#### [Instructions for the task]
Print, exactly and completely, every entry in the data.
◆ ◆ ◆
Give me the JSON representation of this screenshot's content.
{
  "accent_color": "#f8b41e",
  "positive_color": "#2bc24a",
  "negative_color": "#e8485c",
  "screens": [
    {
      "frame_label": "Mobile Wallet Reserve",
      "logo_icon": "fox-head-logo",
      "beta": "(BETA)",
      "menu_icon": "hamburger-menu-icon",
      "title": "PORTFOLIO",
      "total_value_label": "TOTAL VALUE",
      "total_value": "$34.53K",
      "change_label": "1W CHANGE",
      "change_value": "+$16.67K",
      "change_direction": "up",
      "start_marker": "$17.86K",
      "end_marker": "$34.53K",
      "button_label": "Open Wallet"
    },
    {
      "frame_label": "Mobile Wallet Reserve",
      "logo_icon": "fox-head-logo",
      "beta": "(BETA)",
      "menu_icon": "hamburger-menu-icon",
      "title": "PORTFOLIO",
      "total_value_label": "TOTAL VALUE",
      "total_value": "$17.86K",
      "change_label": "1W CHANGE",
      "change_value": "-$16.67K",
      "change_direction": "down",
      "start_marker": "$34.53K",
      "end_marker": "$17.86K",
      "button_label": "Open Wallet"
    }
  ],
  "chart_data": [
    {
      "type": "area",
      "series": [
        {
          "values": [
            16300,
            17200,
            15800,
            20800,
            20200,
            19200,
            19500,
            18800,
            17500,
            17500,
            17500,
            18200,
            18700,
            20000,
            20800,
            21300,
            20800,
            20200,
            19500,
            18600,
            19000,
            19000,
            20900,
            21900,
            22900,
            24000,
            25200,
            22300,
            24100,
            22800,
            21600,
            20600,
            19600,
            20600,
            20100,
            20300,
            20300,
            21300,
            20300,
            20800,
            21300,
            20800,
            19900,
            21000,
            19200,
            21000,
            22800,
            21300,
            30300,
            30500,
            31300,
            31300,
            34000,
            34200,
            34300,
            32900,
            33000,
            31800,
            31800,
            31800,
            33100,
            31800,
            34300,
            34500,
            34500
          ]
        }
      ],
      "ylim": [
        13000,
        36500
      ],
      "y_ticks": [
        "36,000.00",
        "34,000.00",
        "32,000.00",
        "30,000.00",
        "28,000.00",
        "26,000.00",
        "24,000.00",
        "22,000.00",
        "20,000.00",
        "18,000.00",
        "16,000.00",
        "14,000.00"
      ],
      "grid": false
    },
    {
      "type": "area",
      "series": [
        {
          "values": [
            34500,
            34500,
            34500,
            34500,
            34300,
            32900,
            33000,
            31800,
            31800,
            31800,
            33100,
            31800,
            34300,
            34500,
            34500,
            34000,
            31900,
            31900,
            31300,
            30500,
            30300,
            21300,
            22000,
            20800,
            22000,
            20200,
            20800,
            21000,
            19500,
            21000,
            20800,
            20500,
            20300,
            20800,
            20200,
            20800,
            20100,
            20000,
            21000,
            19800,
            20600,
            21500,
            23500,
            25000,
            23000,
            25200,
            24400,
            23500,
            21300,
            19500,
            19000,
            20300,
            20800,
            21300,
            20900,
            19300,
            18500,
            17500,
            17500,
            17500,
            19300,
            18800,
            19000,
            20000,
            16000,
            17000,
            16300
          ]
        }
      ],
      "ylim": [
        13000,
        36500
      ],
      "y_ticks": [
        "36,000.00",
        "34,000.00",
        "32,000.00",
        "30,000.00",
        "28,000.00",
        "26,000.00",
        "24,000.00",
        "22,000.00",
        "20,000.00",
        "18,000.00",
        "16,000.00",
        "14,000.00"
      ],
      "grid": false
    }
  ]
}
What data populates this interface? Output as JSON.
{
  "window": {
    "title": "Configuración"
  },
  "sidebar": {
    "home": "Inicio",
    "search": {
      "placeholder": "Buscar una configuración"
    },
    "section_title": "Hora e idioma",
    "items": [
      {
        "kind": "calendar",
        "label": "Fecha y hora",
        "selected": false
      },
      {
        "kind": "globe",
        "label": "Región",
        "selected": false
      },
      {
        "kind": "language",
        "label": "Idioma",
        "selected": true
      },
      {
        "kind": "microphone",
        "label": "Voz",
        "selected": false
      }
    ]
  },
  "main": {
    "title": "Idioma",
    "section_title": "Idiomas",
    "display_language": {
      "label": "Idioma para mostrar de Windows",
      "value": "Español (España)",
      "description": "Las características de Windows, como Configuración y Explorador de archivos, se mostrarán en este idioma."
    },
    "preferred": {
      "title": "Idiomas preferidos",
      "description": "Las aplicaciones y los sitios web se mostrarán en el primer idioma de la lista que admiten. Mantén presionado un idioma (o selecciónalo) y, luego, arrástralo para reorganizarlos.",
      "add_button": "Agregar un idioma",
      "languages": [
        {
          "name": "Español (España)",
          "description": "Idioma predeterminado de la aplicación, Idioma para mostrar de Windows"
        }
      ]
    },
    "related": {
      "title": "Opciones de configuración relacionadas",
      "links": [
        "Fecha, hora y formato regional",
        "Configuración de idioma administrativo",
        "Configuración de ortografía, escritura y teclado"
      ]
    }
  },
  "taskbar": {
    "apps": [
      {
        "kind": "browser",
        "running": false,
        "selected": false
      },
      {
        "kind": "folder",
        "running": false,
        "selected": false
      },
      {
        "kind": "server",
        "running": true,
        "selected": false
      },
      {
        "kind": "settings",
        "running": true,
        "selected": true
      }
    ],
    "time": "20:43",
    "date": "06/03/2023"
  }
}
◆ ◆ ◆
#### [Exercise result]
Give me the JSON representation of this screenshot's content.
{
  "accent_color": "#f8b41e",
  "positive_color": "#2bc24a",
  "negative_color": "#e8485c",
  "screens": [
    {
      "frame_label": "Mobile Wallet Reserve",
      "logo_icon": "fox-head-logo",
      "beta": "(BETA)",
      "menu_icon": "hamburger-menu-icon",
      "title": "PORTFOLIO",
      "total_value_label": "TOTAL VALUE",
      "total_value": "$34.53K",
      "change_label": "1W CHANGE",
      "change_value": "+$16.67K",
      "change_direction": "up",
      "start_marker": "$17.86K",
      "end_marker": "$34.53K",
      "button_label": "Open Wallet"
    },
    {
      "frame_label": "Mobile Wallet Reserve",
      "logo_icon": "fox-head-logo",
      "beta": "(BETA)",
      "menu_icon": "hamburger-menu-icon",
      "title": "PORTFOLIO",
      "total_value_label": "TOTAL VALUE",
      "total_value": "$17.86K",
      "change_label": "1W CHANGE",
      "change_value": "-$16.67K",
      "change_direction": "down",
      "start_marker": "$34.53K",
      "end_marker": "$17.86K",
      "button_label": "Open Wallet"
    }
  ],
  "chart_data": [
    {
      "type": "area",
      "series": [
        {
          "values": [
            16300,
            17200,
            15800,
            20800,
            20200,
            19200,
            19500,
            18800,
            17500,
            17500,
            17500,
            18200,
            18700,
            20000,
            20800,
            21300,
            20800,
            20200,
            19500,
            18600,
            19000,
            19000,
            20900,
            21900,
            22900,
            24000,
            25200,
            22300,
            24100,
            22800,
            21600,
            20600,
            19600,
            20600,
            20100,
            20300,
            20300,
            21300,
            20300,
            20800,
            21300,
            20800,
            19900,
            21000,
            19200,
            21000,
            22800,
            21300,
            30300,
            30500,
            31300,
            31300,
            34000,
            34200,
            34300,
            32900,
            33000,
            31800,
            31800,
            31800,
            33100,
            31800,
            34300,
            34500,
            34500
          ]
        }
      ],
      "ylim": [
        13000,
        36500
      ],
      "y_ticks": [
        "36,000.00",
        "34,000.00",
        "32,000.00",
        "30,000.00",
        "28,000.00",
        "26,000.00",
        "24,000.00",
        "22,000.00",
        "20,000.00",
        "18,000.00",
        "16,000.00",
        "14,000.00"
      ],
      "grid": false
    },
    {
      "type": "area",
      "series": [
        {
          "values": [
            34500,
            34500,
            34500,
            34500,
            34300,
            32900,
            33000,
            31800,
            31800,
            31800,
            33100,
            31800,
            34300,
            34500,
            34500,
            34000,
            31900,
            31900,
            31300,
            30500,
            30300,
            21300,
            22000,
            20800,
            22000,
            20200,
            20800,
            21000,
            19500,
            21000,
            20800,
            20500,
            20300,
            20800,
            20200,
            20800,
            20100,
            20000,
            21000,
            19800,
            20600,
            21500,
            23500,
            25000,
            23000,
            25200,
            24400,
            23500,
            21300,
            19500,
            19000,
            20300,
            20800,
            21300,
            20900,
            19300,
            18500,
            17500,
            17500,
            17500,
            19300,
            18800,
            19000,
            20000,
            16000,
            17000,
            16300
          ]
        }
      ],
      "ylim": [
        13000,
        36500
      ],
      "y_ticks": [
        "36,000.00",
        "34,000.00",
        "32,000.00",
        "30,000.00",
        "28,000.00",
        "26,000.00",
        "24,000.00",
        "22,000.00",
        "20,000.00",
        "18,000.00",
        "16,000.00",
        "14,000.00"
      ],
      "grid": false
    }
  ]
}
What data populates this interface? Output as JSON.
{
  "window": {
    "title": "Configuración"
  },
  "sidebar": {
    "home": "Inicio",
    "search": {
      "placeholder": "Buscar una configuración"
    },
    "section_title": "Hora e idioma",
    "items": [
      {
        "kind": "calendar",
        "label": "Fecha y hora",
        "selected": false
      },
      {
        "kind": "globe",
        "label": "Región",
        "selected": false
      },
      {
        "kind": "language",
        "label": "Idioma",
        "selected": true
      },
      {
        "kind": "microphone",
        "label": "Voz",
        "selected": false
      }
    ]
  },
  "main": {
    "title": "Idioma",
    "section_title": "Idiomas",
    "display_language": {
      "label": "Idioma para mostrar de Windows",
      "value": "Español (España)",
      "description": "Las características de Windows, como Configuración y Explorador de archivos, se mostrarán en este idioma."
    },
    "preferred": {
      "title": "Idiomas preferidos",
      "description": "Las aplicaciones y los sitios web se mostrarán en el primer idioma de la lista que admiten. Mantén presionado un idioma (o selecciónalo) y, luego, arrástralo para reorganizarlos.",
      "add_button": "Agregar un idioma",
      "languages": [
        {
          "name": "Español (España)",
          "description": "Idioma predeterminado de la aplicación, Idioma para mostrar de Windows"
        }
      ]
    },
    "related": {
      "title": "Opciones de configuración relacionadas",
      "links": [
        "Fecha, hora y formato regional",
        "Configuración de idioma administrativo",
        "Configuración de ortografía, escritura y teclado"
      ]
    }
  },
  "taskbar": {
    "apps": [
      {
        "kind": "browser",
        "running": false,
        "selected": false
      },
      {
        "kind": "folder",
        "running": false,
        "selected": false
      },
      {
        "kind": "server",
        "running": true,
        "selected": false
      },
      {
        "kind": "settings",
        "running": true,
        "selected": true
      }
    ],
    "time": "20:43",
    "date": "06/03/2023"
  }
}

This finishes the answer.